### Records
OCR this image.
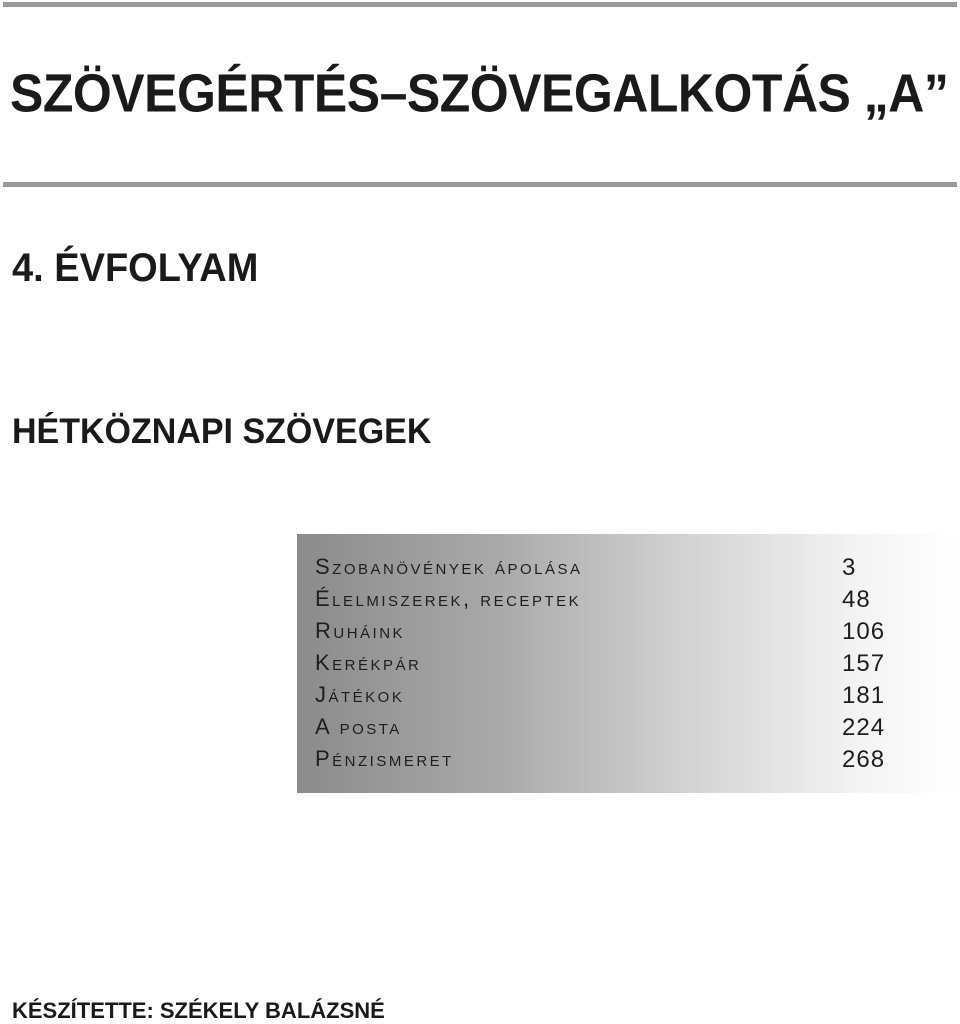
SZÖVEGÉRTÉS–SZÖVEGALKOTÁS „A”
4. ÉVFOLYAM
HÉTKÖZNAPI SZÖVEGEK
Szobanövények ápolása	3
Élelmiszerek, receptek	48
Ruháink	106
Kerékpár	157
Játékok	181
A posta	224
Pénzismeret	268

KÉSZÍTETTE: SZÉKELY BALÁZSNÉ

### INSTRUCTIONS FOR THE TASK
Go through the listing above and quote it exactly, apart from its images.

### REPLY
OCR this image.
SZÖVEGÉRTÉS–SZÖVEGALKOTÁS „A”
4. ÉVFOLYAM
HÉTKÖZNAPI SZÖVEGEK
Szobanövények ápolása	3
Élelmiszerek, receptek	48
Ruháink	106
Kerékpár	157
Játékok	181
A posta	224
Pénzismeret	268

KÉSZÍTETTE: SZÉKELY BALÁZSNÉ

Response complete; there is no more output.